Your task =
Count every line that holds the string "普通高等教育大学本科及以上", then give that number alone.

Raw records =

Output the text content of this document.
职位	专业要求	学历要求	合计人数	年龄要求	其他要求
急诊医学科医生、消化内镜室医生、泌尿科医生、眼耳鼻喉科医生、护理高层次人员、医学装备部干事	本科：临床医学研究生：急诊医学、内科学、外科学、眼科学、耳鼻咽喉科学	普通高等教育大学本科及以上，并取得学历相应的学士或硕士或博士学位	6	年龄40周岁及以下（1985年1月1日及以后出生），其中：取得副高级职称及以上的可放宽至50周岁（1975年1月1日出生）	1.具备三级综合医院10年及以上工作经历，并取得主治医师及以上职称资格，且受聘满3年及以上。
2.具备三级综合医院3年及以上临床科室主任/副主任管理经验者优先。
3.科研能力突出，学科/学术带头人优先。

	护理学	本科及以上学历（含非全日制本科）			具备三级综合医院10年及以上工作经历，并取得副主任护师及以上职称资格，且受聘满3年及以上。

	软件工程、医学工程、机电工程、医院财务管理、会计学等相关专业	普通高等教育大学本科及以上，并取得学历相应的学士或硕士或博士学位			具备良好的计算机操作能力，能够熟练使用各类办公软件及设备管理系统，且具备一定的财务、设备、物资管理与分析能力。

The reply =
2